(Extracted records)
——————
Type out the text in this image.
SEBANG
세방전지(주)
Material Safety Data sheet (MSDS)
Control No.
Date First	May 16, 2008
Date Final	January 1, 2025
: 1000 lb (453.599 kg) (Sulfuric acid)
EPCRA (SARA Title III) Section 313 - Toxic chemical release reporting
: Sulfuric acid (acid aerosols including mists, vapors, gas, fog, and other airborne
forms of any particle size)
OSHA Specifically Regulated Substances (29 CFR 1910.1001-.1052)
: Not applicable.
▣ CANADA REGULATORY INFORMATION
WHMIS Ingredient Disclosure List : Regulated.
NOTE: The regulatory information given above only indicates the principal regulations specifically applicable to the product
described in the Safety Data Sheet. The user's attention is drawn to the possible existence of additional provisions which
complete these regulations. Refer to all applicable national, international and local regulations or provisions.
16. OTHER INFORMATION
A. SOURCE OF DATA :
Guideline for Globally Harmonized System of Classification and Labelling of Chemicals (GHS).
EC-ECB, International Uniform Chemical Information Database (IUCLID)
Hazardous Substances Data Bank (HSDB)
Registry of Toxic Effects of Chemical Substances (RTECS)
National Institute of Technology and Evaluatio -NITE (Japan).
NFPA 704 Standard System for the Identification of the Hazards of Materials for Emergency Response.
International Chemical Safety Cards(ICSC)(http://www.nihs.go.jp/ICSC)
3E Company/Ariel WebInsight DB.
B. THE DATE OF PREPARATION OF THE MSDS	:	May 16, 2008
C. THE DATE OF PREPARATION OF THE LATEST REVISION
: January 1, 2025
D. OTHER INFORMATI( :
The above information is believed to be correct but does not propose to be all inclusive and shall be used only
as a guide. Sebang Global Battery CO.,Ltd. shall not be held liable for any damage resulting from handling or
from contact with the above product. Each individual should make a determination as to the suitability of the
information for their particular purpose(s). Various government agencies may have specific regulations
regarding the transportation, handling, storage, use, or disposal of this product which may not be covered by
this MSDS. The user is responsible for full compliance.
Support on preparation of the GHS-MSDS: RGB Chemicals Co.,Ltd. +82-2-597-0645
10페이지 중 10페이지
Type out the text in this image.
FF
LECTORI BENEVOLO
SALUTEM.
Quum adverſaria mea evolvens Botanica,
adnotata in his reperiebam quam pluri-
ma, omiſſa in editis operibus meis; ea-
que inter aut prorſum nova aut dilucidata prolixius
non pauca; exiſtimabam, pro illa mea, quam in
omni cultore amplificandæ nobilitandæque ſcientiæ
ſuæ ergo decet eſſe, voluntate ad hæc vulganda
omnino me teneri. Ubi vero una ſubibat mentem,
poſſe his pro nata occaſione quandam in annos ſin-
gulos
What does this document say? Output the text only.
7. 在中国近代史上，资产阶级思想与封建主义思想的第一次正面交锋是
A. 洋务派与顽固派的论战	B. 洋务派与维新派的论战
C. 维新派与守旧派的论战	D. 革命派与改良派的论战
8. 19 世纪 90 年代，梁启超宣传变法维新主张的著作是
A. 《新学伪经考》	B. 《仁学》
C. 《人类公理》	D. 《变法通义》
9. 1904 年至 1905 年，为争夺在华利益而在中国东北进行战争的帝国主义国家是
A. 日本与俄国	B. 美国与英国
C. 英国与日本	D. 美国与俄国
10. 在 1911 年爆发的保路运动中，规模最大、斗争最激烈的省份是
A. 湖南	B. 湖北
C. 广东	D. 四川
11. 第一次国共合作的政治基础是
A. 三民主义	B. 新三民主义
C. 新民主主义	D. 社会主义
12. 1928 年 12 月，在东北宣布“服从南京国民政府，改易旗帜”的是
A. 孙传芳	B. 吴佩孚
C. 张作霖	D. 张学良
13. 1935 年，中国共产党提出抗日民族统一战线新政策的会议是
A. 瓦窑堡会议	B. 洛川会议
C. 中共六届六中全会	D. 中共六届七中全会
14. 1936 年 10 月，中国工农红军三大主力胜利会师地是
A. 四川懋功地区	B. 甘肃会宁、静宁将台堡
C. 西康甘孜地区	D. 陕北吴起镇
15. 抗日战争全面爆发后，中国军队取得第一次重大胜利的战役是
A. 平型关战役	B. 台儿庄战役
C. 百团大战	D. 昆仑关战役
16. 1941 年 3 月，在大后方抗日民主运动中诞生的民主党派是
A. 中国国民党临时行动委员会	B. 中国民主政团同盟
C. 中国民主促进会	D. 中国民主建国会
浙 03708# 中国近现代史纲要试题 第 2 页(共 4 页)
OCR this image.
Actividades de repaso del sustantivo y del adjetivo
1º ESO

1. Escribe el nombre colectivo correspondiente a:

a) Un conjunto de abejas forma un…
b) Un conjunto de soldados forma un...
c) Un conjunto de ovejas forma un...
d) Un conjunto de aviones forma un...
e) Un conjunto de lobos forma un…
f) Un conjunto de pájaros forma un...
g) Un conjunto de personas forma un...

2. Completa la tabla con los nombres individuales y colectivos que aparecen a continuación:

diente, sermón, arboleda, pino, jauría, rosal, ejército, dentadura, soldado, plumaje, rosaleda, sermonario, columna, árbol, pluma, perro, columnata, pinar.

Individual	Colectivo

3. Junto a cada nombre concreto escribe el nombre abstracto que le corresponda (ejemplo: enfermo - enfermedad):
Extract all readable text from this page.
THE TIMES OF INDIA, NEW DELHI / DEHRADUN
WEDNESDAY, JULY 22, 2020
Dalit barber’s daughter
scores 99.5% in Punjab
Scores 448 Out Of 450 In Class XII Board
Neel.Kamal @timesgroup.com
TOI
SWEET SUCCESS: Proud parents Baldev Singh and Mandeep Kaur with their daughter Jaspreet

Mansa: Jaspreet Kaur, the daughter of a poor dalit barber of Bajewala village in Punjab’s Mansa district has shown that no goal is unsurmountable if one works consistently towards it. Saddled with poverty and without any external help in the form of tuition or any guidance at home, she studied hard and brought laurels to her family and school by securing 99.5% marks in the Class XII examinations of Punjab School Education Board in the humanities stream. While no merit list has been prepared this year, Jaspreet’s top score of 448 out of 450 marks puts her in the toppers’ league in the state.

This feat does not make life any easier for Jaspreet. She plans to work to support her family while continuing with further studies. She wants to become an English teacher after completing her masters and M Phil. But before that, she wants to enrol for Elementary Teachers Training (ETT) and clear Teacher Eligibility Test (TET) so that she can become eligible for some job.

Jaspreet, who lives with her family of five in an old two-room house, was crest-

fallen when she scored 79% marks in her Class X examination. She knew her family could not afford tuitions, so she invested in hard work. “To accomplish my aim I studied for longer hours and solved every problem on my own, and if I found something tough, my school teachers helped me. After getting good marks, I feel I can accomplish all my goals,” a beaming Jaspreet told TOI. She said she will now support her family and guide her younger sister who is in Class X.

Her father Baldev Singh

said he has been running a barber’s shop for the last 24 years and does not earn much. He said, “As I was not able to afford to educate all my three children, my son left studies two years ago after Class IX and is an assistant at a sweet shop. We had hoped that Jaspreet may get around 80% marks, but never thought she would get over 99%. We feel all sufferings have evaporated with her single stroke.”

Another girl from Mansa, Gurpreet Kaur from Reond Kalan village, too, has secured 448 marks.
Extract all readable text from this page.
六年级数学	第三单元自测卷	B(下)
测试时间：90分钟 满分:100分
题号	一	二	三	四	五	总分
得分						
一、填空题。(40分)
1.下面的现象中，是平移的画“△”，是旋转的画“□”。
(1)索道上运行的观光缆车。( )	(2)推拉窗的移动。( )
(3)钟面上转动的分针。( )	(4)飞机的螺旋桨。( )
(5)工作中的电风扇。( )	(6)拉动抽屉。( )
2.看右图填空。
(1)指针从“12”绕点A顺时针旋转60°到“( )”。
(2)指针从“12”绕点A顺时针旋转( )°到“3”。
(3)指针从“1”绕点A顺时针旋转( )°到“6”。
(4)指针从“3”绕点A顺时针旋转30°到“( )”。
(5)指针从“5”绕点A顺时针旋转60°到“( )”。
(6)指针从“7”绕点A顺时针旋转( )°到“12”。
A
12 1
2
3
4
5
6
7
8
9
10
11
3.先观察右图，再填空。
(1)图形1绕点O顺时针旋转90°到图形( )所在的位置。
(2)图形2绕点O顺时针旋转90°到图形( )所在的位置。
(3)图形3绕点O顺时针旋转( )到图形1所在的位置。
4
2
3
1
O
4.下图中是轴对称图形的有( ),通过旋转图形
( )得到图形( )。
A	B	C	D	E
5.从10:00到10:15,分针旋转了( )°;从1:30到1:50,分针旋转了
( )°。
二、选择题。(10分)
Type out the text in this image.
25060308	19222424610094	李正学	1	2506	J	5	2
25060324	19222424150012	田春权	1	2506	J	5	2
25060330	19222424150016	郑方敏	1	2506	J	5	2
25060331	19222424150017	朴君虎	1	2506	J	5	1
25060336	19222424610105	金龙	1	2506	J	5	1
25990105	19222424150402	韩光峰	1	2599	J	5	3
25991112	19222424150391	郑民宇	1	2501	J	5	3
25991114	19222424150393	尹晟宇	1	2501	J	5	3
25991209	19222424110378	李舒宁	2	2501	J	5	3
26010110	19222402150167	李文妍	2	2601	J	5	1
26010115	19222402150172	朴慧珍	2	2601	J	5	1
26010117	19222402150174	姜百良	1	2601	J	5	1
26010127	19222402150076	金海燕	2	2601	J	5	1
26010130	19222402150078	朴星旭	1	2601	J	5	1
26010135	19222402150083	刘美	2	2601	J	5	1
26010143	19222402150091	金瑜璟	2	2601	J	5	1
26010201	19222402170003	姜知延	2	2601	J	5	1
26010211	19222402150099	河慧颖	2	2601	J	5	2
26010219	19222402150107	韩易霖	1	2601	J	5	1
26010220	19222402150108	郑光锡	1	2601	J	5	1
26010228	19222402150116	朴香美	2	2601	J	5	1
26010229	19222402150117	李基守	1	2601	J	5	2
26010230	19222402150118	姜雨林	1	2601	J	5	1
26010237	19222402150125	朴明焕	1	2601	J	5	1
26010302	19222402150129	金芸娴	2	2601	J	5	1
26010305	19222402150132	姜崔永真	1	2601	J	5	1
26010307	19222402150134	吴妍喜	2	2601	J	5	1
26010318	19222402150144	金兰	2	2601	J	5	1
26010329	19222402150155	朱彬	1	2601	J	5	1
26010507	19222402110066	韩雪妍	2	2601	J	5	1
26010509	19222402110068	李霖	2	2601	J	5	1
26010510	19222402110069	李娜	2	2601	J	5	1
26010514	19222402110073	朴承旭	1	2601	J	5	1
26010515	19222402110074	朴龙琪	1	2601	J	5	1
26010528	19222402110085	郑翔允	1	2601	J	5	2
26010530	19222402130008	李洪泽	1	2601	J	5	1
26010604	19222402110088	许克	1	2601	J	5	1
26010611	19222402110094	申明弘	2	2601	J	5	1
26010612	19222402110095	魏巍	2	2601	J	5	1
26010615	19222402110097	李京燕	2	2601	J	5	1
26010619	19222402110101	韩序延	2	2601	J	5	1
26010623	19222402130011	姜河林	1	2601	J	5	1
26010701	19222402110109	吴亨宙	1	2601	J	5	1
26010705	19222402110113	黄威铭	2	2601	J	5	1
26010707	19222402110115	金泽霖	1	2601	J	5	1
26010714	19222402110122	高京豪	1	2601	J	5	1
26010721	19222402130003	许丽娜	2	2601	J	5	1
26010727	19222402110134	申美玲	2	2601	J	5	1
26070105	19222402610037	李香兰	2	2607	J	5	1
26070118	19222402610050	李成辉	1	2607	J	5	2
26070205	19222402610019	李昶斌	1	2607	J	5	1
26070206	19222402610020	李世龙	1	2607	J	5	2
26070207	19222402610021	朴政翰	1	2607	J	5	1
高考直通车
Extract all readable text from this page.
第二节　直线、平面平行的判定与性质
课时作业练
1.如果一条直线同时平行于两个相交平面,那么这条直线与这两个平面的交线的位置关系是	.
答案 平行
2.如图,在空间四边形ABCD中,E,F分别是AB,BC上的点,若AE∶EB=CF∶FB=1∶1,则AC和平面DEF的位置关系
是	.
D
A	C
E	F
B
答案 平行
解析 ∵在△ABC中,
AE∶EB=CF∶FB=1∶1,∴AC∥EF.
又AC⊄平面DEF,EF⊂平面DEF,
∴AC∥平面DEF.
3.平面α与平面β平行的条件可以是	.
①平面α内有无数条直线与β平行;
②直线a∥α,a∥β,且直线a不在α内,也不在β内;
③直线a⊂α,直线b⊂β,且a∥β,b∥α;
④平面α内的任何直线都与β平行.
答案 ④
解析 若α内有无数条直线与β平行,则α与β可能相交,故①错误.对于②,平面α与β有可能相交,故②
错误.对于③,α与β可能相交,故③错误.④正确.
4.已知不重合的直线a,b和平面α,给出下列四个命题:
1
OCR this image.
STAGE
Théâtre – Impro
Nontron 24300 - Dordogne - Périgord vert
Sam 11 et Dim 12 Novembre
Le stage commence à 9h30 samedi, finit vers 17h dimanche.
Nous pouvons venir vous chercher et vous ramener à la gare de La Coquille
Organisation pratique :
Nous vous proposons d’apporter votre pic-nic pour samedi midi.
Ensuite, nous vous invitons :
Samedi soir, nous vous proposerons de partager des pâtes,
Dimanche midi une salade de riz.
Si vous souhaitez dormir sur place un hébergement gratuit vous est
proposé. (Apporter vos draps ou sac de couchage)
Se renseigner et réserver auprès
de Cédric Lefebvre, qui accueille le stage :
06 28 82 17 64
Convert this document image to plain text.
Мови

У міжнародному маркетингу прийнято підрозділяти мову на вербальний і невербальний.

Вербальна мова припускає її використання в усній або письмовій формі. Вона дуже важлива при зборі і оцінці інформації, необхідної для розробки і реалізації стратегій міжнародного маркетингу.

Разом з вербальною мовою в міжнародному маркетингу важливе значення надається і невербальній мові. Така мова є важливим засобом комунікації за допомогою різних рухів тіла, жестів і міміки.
——————
# Aim
Go over the data above and copy every line that has the word "marks" in it.

# Answer to this problem
Mansa: Jaspreet Kaur, the daughter of a poor dalit barber of Bajewala village in Punjab’s Mansa district has shown that no goal is unsurmountable if one works consistently towards it. Saddled with poverty and without any external help in the form of tuition or any guidance at home, she studied hard and brought laurels to her family and school by securing 99.5% marks in the Class XII examinations of Punjab School Education Board in the humanities stream. While no merit list has been prepared this year, Jaspreet’s top score of 448 out of 450 marks puts her in the toppers’ league in the state.
fallen when she scored 79% marks in her Class X examination. She knew her family could not afford tuitions, so she invested in hard work. “To accomplish my aim I studied for longer hours and solved every problem on my own, and if I found something tough, my school teachers helped me. After getting good marks, I feel I can accomplish all my goals,” a beaming Jaspreet told TOI. She said she will now support her family and guide her younger sister who is in Class X.
said he has been running a barber’s shop for the last 24 years and does not earn much. He said, “As I was not able to afford to educate all my three children, my son left studies two years ago after Class IX and is an assistant at a sweet shop. We had hoped that Jaspreet may get around 80% marks, but never thought she would get over 99%. We feel all sufferings have evaporated with her single stroke.”
Another girl from Mansa, Gurpreet Kaur from Reond Kalan village, too, has secured 448 marks.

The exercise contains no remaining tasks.